start Given records
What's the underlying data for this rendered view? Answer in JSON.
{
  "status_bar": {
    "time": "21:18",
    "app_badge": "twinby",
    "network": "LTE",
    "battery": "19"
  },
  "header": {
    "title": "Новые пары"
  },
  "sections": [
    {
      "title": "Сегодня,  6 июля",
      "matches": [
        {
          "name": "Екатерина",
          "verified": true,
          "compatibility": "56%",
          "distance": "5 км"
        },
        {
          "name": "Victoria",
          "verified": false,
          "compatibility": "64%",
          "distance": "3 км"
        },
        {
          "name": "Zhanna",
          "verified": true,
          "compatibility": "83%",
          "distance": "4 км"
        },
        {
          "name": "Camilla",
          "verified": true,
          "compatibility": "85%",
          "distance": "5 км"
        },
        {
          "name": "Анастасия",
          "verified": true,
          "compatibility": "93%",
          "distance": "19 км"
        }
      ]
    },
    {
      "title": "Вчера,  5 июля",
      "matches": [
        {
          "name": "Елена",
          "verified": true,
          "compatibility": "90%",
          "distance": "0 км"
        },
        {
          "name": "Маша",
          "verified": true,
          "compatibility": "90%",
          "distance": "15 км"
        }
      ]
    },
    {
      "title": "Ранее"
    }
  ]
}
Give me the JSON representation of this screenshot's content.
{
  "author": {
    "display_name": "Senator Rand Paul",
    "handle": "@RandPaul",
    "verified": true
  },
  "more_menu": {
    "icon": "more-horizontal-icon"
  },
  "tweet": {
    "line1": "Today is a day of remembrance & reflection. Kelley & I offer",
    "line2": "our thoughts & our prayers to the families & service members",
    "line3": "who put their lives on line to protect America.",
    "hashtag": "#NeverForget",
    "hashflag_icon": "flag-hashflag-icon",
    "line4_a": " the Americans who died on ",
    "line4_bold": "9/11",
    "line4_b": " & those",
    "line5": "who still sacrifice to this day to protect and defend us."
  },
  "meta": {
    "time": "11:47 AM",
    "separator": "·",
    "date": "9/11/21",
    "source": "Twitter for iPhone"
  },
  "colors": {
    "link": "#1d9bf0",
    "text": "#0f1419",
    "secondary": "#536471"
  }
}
end Given records
• _Exercise objective_:
Show every line from the entries above in which "icon" appears.

• _Response below_:
    "icon": "more-horizontal-icon"
    "hashflag_icon": "flag-hashflag-icon",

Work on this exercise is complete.